§ Estratto del testo
+ + + +
Un nome importante, imponente. Come sembravi ad alcuni, mentre per i più restavi sempre un incontenibile giocherellone.
La prima passeggiata al guinzaglio è stata una conquista, tu che trotterellavi felice, incantandoci con i polpastrelli rosa delle zampe e uno sguardo che non avresti cambiato mai.

Poi subito in montagna, a saltare tra le rocce, a esplorare sentieri e guadare ruscelli. Un pastore bernese che trascorre la sua prima vacanza in Corsica, traghettando "coraggiosamente" (...ecco, questo è sempre stato un tuo punto debole... non eri decisamente un Braveheart) verso un'isola per scoprire quanto odiassi il mare.

Con lo scatto sotto l'ombrellone avevamo vinto un soggiorno tra i monti, che ci siamo goduti insieme a te e due paia di ciaspole.
Quanto amavi la neve... ti ci saresti rotolato sempre, immerso con tutto il tuo pelo!



Quanti pezzi di mondo, scoperti insieme a te.










Ne abbiamo passate tante, cucciolone. Non sei mai stato "solo un cane", come in fondo non lo è nessun animale domestico, agli occhi del proprio padrone. Hai incantato tutti quelli che incontravi, chi ti accarezzava per strada era incredulo di fronte alla tua vera età.
"Sembra così giovane!" ripetevano tutti. Quanti complimenti che hai ricevuto, quante mani pronte a coccolarti. Tu ti lasciavi fare, distratto soltanto se ti passava accanto un altro pelosone, con cui dovevi per forza giocare.

Spero tu abbia percepito il nostro immenso amore.
Ora sei lì, che continui a guardarmi dallo schermo in standby del mio telefono, con quell'espressione dolce e tontolona al tempo stesso.
+ + + +
§ Voci registrate
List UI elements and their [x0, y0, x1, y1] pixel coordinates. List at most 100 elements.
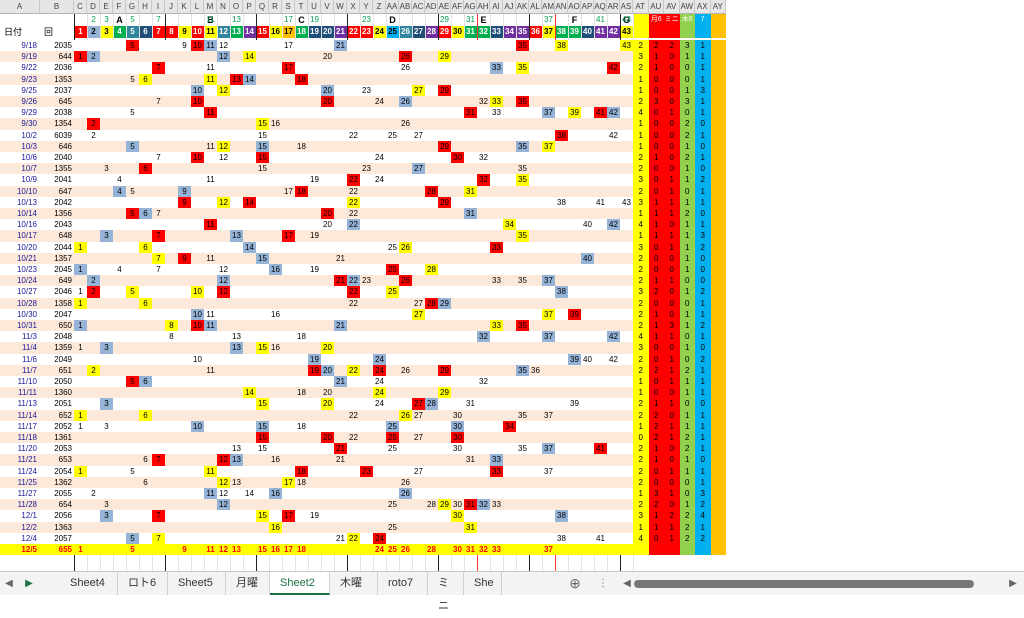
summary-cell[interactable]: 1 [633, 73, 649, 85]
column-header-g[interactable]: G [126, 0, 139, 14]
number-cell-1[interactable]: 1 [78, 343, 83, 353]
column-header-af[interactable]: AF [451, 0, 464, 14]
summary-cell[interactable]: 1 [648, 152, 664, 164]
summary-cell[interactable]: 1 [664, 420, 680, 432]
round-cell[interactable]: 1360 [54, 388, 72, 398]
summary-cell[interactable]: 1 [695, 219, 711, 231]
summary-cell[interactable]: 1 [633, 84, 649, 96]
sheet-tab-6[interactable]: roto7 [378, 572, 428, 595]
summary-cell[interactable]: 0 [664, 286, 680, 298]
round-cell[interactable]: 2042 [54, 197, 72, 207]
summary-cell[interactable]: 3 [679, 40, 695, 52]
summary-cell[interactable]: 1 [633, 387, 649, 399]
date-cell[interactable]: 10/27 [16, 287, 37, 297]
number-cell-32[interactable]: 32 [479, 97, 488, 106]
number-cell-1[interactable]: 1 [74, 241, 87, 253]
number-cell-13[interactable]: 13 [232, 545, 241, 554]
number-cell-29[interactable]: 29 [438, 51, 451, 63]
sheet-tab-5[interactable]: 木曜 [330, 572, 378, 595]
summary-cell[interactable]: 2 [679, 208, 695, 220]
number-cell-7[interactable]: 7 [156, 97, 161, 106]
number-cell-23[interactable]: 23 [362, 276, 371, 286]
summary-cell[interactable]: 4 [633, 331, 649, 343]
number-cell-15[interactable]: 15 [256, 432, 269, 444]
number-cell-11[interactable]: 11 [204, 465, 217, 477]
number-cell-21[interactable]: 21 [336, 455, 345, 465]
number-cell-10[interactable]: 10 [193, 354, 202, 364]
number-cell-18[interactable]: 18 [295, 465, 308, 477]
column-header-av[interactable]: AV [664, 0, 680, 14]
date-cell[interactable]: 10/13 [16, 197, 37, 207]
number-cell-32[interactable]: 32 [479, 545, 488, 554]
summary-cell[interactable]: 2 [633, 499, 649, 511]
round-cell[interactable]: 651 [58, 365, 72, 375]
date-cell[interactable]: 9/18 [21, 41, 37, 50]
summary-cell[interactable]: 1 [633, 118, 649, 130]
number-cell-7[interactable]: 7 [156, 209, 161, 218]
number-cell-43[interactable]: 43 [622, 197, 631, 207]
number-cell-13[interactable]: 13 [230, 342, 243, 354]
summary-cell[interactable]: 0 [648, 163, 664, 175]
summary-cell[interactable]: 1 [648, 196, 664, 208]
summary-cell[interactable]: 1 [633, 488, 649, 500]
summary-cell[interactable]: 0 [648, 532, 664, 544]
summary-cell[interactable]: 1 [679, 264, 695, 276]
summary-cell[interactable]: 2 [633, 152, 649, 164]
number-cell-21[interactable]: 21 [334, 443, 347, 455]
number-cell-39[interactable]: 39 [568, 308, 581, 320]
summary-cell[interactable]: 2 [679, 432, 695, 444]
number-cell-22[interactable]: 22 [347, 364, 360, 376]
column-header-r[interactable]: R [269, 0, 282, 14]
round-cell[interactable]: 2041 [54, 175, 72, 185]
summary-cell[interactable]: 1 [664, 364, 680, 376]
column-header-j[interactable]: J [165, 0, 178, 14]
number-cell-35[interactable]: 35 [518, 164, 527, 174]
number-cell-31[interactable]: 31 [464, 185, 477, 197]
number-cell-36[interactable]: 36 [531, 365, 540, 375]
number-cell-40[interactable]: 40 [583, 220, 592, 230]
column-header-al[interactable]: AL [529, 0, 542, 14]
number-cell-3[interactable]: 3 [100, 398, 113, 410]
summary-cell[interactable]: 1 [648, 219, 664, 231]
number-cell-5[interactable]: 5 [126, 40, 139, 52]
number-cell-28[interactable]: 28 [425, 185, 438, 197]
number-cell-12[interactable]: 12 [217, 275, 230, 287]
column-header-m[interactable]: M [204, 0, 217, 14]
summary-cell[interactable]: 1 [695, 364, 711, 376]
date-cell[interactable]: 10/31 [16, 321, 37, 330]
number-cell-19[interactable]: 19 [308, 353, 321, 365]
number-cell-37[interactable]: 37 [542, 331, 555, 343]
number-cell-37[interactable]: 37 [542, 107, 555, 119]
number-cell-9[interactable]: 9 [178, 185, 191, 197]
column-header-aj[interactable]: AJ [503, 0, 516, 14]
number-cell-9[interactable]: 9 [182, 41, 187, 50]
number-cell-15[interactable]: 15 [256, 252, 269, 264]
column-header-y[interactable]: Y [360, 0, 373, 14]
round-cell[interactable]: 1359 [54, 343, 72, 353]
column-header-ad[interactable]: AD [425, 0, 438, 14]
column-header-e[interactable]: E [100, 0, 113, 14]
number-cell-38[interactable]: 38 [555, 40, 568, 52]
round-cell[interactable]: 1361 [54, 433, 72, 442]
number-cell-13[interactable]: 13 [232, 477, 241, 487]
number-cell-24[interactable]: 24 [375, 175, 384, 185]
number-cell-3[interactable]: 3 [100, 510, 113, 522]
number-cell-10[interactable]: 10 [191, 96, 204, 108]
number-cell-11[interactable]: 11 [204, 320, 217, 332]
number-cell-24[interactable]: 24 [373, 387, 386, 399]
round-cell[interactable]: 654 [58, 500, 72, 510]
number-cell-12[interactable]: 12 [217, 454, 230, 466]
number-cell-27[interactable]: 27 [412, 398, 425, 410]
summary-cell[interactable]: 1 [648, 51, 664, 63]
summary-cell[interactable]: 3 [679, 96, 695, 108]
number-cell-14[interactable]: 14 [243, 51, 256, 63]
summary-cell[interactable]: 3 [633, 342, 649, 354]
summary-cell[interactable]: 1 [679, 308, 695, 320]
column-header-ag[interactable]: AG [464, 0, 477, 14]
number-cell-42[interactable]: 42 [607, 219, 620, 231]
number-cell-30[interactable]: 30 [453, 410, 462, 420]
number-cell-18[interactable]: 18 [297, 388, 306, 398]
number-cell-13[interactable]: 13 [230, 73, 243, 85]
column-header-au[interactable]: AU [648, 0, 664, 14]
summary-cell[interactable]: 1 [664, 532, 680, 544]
+ + + +
§ Compiti dell'esercizio
1 – Secondo l'estratto, in quale luogo il pastore bernese ha trascorso la sua prima vacanza?
2 – Riporta dall'estratto il tratto che va da "Poi subito in" fino a "odiassi il mare.".
3 – Indica se le affermazioni seguenti concordano con l'estratto, rispondendo sì o no e citando le parole decisive.
(a) Il cane amava il mare.
(b) Con lo scatto sotto l'ombrellone era stato vinto un soggiorno tra i monti.
(c) Chi accarezzava il cane per strada lo riteneva più vecchio della sua vera età.

§ Risposte fornite
1 – In Corsica.

2 –
Poi subito in montagna, a saltare tra le rocce, a esplorare sentieri e guadare ruscelli. Un pastore bernese che trascorre la sua prima vacanza in Corsica, traghettando "coraggiosamente" (...ecco, questo è sempre stato un tuo punto debole... non eri decisamente un Braveheart) verso un'isola per scoprire quanto odiassi il mare.

3 –
(a) No: «per scoprire quanto odiassi il mare».
(b) Sì: «Con lo scatto sotto l'ombrellone avevamo vinto un soggiorno tra i monti».
(c) No: «"Sembra così giovane!" ripetevano tutti».